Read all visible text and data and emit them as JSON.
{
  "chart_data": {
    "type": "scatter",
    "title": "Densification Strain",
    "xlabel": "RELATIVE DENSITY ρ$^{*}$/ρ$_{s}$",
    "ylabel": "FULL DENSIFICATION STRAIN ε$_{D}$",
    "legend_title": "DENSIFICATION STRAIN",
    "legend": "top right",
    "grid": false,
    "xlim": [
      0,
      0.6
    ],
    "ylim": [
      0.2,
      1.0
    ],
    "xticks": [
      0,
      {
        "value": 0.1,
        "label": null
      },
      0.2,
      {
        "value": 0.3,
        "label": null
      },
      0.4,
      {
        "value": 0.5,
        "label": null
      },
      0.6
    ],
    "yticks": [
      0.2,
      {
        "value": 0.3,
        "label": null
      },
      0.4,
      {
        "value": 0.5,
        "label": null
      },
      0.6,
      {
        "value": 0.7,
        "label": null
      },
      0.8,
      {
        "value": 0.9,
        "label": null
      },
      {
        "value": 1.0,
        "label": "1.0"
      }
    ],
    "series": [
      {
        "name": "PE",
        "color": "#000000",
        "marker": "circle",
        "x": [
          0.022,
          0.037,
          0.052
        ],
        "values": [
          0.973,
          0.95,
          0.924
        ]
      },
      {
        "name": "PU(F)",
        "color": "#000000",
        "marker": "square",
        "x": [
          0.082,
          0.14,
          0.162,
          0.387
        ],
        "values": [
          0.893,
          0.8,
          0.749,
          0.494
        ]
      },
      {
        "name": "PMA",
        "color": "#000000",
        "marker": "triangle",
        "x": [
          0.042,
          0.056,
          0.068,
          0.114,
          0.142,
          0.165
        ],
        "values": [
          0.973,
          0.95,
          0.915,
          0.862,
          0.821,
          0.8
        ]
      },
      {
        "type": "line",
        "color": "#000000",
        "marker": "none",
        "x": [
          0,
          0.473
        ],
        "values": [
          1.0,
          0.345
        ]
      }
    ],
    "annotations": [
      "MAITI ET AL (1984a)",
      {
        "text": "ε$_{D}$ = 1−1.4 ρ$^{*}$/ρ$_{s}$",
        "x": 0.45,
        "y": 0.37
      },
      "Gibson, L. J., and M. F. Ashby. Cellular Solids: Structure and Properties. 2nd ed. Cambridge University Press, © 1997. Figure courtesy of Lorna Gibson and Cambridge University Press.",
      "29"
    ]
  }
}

::::::

### [WHAT TO WORK ON]
Please reproduce the entire listing, exactly as shown.

### [THE ANSWER]
Read all visible text and data and emit them as JSON.
{
  "chart_data": {
    "type": "scatter",
    "title": "Densification Strain",
    "xlabel": "RELATIVE DENSITY ρ$^{*}$/ρ$_{s}$",
    "ylabel": "FULL DENSIFICATION STRAIN ε$_{D}$",
    "legend_title": "DENSIFICATION STRAIN",
    "legend": "top right",
    "grid": false,
    "xlim": [
      0,
      0.6
    ],
    "ylim": [
      0.2,
      1.0
    ],
    "xticks": [
      0,
      {
        "value": 0.1,
        "label": null
      },
      0.2,
      {
        "value": 0.3,
        "label": null
      },
      0.4,
      {
        "value": 0.5,
        "label": null
      },
      0.6
    ],
    "yticks": [
      0.2,
      {
        "value": 0.3,
        "label": null
      },
      0.4,
      {
        "value": 0.5,
        "label": null
      },
      0.6,
      {
        "value": 0.7,
        "label": null
      },
      0.8,
      {
        "value": 0.9,
        "label": null
      },
      {
        "value": 1.0,
        "label": "1.0"
      }
    ],
    "series": [
      {
        "name": "PE",
        "color": "#000000",
        "marker": "circle",
        "x": [
          0.022,
          0.037,
          0.052
        ],
        "values": [
          0.973,
          0.95,
          0.924
        ]
      },
      {
        "name": "PU(F)",
        "color": "#000000",
        "marker": "square",
        "x": [
          0.082,
          0.14,
          0.162,
          0.387
        ],
        "values": [
          0.893,
          0.8,
          0.749,
          0.494
        ]
      },
      {
        "name": "PMA",
        "color": "#000000",
        "marker": "triangle",
        "x": [
          0.042,
          0.056,
          0.068,
          0.114,
          0.142,
          0.165
        ],
        "values": [
          0.973,
          0.95,
          0.915,
          0.862,
          0.821,
          0.8
        ]
      },
      {
        "type": "line",
        "color": "#000000",
        "marker": "none",
        "x": [
          0,
          0.473
        ],
        "values": [
          1.0,
          0.345
        ]
      }
    ],
    "annotations": [
      "MAITI ET AL (1984a)",
      {
        "text": "ε$_{D}$ = 1−1.4 ρ$^{*}$/ρ$_{s}$",
        "x": 0.45,
        "y": 0.37
      },
      "Gibson, L. J., and M. F. Ashby. Cellular Solids: Structure and Properties. 2nd ed. Cambridge University Press, © 1997. Figure courtesy of Lorna Gibson and Cambridge University Press.",
      "29"
    ]
  }
}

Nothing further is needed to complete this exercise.